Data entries
────────────────────────────────────────
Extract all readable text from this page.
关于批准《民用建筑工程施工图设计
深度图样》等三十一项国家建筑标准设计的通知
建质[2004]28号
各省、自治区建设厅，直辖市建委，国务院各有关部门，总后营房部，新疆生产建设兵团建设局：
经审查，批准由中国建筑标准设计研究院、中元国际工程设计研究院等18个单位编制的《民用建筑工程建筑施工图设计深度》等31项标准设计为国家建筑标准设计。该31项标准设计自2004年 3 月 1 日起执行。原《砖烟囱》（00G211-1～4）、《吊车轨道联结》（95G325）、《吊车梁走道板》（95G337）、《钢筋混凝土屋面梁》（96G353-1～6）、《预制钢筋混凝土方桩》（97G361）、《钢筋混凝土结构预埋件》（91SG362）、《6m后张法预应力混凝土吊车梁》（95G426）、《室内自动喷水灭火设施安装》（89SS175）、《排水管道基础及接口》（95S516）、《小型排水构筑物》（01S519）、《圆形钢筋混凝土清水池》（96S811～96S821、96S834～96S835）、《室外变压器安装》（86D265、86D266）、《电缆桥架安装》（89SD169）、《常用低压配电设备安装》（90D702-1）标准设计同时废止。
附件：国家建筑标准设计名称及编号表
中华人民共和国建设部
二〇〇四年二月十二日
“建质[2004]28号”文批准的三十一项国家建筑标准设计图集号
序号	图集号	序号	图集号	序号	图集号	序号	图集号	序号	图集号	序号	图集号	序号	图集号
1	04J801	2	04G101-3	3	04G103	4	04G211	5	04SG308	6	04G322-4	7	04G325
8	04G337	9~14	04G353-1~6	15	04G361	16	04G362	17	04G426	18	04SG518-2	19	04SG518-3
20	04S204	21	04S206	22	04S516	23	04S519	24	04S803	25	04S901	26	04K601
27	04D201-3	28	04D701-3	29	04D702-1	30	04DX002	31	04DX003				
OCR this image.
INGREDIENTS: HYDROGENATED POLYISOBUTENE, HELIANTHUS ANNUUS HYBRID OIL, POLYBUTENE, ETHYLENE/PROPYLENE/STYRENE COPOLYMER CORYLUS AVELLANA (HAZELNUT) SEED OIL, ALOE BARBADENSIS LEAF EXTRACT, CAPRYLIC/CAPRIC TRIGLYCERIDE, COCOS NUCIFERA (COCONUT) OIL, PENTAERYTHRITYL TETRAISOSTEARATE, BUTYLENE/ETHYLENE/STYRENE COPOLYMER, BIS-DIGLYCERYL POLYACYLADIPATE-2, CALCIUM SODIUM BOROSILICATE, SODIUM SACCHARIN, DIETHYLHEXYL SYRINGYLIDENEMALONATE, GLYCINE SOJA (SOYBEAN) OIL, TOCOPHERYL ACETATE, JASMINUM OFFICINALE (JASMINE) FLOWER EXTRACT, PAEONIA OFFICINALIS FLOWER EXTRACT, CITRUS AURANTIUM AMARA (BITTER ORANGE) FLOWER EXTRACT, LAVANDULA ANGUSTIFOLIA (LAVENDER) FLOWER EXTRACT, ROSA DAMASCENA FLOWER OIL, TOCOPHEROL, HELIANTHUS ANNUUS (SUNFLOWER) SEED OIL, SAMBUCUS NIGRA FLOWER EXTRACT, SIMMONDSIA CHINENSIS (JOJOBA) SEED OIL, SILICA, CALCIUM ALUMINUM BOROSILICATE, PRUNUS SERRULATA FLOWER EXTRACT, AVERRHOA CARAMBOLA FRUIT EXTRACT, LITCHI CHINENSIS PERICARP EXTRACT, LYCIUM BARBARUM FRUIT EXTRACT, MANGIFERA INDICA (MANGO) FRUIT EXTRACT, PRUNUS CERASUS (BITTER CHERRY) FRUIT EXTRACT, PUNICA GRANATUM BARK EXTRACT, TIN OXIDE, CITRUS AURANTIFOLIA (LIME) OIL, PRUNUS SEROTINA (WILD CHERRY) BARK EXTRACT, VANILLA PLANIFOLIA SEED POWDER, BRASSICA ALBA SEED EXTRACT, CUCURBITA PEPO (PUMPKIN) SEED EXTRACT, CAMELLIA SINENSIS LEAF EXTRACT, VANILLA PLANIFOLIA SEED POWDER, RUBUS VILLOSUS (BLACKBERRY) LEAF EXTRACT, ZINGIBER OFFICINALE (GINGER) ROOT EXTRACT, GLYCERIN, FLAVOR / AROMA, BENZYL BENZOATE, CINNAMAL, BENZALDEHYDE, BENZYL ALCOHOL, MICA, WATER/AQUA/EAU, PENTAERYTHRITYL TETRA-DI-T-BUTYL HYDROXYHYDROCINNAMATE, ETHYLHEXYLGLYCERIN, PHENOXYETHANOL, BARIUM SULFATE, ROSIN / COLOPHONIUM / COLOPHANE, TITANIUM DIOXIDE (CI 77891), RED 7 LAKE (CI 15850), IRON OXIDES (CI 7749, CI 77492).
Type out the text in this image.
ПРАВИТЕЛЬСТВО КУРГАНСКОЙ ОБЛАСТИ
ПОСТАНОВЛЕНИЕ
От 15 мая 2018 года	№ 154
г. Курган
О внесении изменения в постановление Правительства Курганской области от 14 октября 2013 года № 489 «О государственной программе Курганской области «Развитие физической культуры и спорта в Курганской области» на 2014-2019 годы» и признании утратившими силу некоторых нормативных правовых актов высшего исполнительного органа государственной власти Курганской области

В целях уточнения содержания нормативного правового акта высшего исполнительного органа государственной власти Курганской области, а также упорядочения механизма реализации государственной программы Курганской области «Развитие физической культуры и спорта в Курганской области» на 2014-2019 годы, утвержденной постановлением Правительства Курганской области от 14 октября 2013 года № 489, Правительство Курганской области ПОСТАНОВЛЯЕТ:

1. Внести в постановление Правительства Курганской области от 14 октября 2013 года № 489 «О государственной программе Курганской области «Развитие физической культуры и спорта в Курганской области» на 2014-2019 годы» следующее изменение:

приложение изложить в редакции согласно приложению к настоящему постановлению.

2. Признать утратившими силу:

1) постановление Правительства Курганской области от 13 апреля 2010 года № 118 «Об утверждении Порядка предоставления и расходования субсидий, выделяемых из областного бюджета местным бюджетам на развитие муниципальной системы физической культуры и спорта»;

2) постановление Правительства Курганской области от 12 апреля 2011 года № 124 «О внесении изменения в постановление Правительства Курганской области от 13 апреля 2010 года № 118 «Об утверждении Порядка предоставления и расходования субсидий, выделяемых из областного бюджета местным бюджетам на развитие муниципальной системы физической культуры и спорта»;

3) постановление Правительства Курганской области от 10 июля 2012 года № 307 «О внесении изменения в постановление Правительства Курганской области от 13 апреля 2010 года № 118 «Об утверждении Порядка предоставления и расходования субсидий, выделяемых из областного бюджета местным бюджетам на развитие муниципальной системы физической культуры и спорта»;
────────────────────────────────────────
Copy each line of the data above without altering a single character.

Worked solution:
Extract all readable text from this page.
关于批准《民用建筑工程施工图设计
深度图样》等三十一项国家建筑标准设计的通知
建质[2004]28号
各省、自治区建设厅，直辖市建委，国务院各有关部门，总后营房部，新疆生产建设兵团建设局：
经审查，批准由中国建筑标准设计研究院、中元国际工程设计研究院等18个单位编制的《民用建筑工程建筑施工图设计深度》等31项标准设计为国家建筑标准设计。该31项标准设计自2004年 3 月 1 日起执行。原《砖烟囱》（00G211-1～4）、《吊车轨道联结》（95G325）、《吊车梁走道板》（95G337）、《钢筋混凝土屋面梁》（96G353-1～6）、《预制钢筋混凝土方桩》（97G361）、《钢筋混凝土结构预埋件》（91SG362）、《6m后张法预应力混凝土吊车梁》（95G426）、《室内自动喷水灭火设施安装》（89SS175）、《排水管道基础及接口》（95S516）、《小型排水构筑物》（01S519）、《圆形钢筋混凝土清水池》（96S811～96S821、96S834～96S835）、《室外变压器安装》（86D265、86D266）、《电缆桥架安装》（89SD169）、《常用低压配电设备安装》（90D702-1）标准设计同时废止。
附件：国家建筑标准设计名称及编号表
中华人民共和国建设部
二〇〇四年二月十二日
“建质[2004]28号”文批准的三十一项国家建筑标准设计图集号
序号	图集号	序号	图集号	序号	图集号	序号	图集号	序号	图集号	序号	图集号	序号	图集号
1	04J801	2	04G101-3	3	04G103	4	04G211	5	04SG308	6	04G322-4	7	04G325
8	04G337	9~14	04G353-1~6	15	04G361	16	04G362	17	04G426	18	04SG518-2	19	04SG518-3
20	04S204	21	04S206	22	04S516	23	04S519	24	04S803	25	04S901	26	04K601
27	04D201-3	28	04D701-3	29	04D702-1	30	04DX002	31	04DX003				
OCR this image.
INGREDIENTS: HYDROGENATED POLYISOBUTENE, HELIANTHUS ANNUUS HYBRID OIL, POLYBUTENE, ETHYLENE/PROPYLENE/STYRENE COPOLYMER CORYLUS AVELLANA (HAZELNUT) SEED OIL, ALOE BARBADENSIS LEAF EXTRACT, CAPRYLIC/CAPRIC TRIGLYCERIDE, COCOS NUCIFERA (COCONUT) OIL, PENTAERYTHRITYL TETRAISOSTEARATE, BUTYLENE/ETHYLENE/STYRENE COPOLYMER, BIS-DIGLYCERYL POLYACYLADIPATE-2, CALCIUM SODIUM BOROSILICATE, SODIUM SACCHARIN, DIETHYLHEXYL SYRINGYLIDENEMALONATE, GLYCINE SOJA (SOYBEAN) OIL, TOCOPHERYL ACETATE, JASMINUM OFFICINALE (JASMINE) FLOWER EXTRACT, PAEONIA OFFICINALIS FLOWER EXTRACT, CITRUS AURANTIUM AMARA (BITTER ORANGE) FLOWER EXTRACT, LAVANDULA ANGUSTIFOLIA (LAVENDER) FLOWER EXTRACT, ROSA DAMASCENA FLOWER OIL, TOCOPHEROL, HELIANTHUS ANNUUS (SUNFLOWER) SEED OIL, SAMBUCUS NIGRA FLOWER EXTRACT, SIMMONDSIA CHINENSIS (JOJOBA) SEED OIL, SILICA, CALCIUM ALUMINUM BOROSILICATE, PRUNUS SERRULATA FLOWER EXTRACT, AVERRHOA CARAMBOLA FRUIT EXTRACT, LITCHI CHINENSIS PERICARP EXTRACT, LYCIUM BARBARUM FRUIT EXTRACT, MANGIFERA INDICA (MANGO) FRUIT EXTRACT, PRUNUS CERASUS (BITTER CHERRY) FRUIT EXTRACT, PUNICA GRANATUM BARK EXTRACT, TIN OXIDE, CITRUS AURANTIFOLIA (LIME) OIL, PRUNUS SEROTINA (WILD CHERRY) BARK EXTRACT, VANILLA PLANIFOLIA SEED POWDER, BRASSICA ALBA SEED EXTRACT, CUCURBITA PEPO (PUMPKIN) SEED EXTRACT, CAMELLIA SINENSIS LEAF EXTRACT, VANILLA PLANIFOLIA SEED POWDER, RUBUS VILLOSUS (BLACKBERRY) LEAF EXTRACT, ZINGIBER OFFICINALE (GINGER) ROOT EXTRACT, GLYCERIN, FLAVOR / AROMA, BENZYL BENZOATE, CINNAMAL, BENZALDEHYDE, BENZYL ALCOHOL, MICA, WATER/AQUA/EAU, PENTAERYTHRITYL TETRA-DI-T-BUTYL HYDROXYHYDROCINNAMATE, ETHYLHEXYLGLYCERIN, PHENOXYETHANOL, BARIUM SULFATE, ROSIN / COLOPHONIUM / COLOPHANE, TITANIUM DIOXIDE (CI 77891), RED 7 LAKE (CI 15850), IRON OXIDES (CI 7749, CI 77492).
Type out the text in this image.
ПРАВИТЕЛЬСТВО КУРГАНСКОЙ ОБЛАСТИ
ПОСТАНОВЛЕНИЕ
От 15 мая 2018 года	№ 154
г. Курган
О внесении изменения в постановление Правительства Курганской области от 14 октября 2013 года № 489 «О государственной программе Курганской области «Развитие физической культуры и спорта в Курганской области» на 2014-2019 годы» и признании утратившими силу некоторых нормативных правовых актов высшего исполнительного органа государственной власти Курганской области

В целях уточнения содержания нормативного правового акта высшего исполнительного органа государственной власти Курганской области, а также упорядочения механизма реализации государственной программы Курганской области «Развитие физической культуры и спорта в Курганской области» на 2014-2019 годы, утвержденной постановлением Правительства Курганской области от 14 октября 2013 года № 489, Правительство Курганской области ПОСТАНОВЛЯЕТ:

1. Внести в постановление Правительства Курганской области от 14 октября 2013 года № 489 «О государственной программе Курганской области «Развитие физической культуры и спорта в Курганской области» на 2014-2019 годы» следующее изменение:

приложение изложить в редакции согласно приложению к настоящему постановлению.

2. Признать утратившими силу:

1) постановление Правительства Курганской области от 13 апреля 2010 года № 118 «Об утверждении Порядка предоставления и расходования субсидий, выделяемых из областного бюджета местным бюджетам на развитие муниципальной системы физической культуры и спорта»;

2) постановление Правительства Курганской области от 12 апреля 2011 года № 124 «О внесении изменения в постановление Правительства Курганской области от 13 апреля 2010 года № 118 «Об утверждении Порядка предоставления и расходования субсидий, выделяемых из областного бюджета местным бюджетам на развитие муниципальной системы физической культуры и спорта»;

3) постановление Правительства Курганской области от 10 июля 2012 года № 307 «О внесении изменения в постановление Правительства Курганской области от 13 апреля 2010 года № 118 «Об утверждении Порядка предоставления и расходования субсидий, выделяемых из областного бюджета местным бюджетам на развитие муниципальной системы физической культуры и спорта»;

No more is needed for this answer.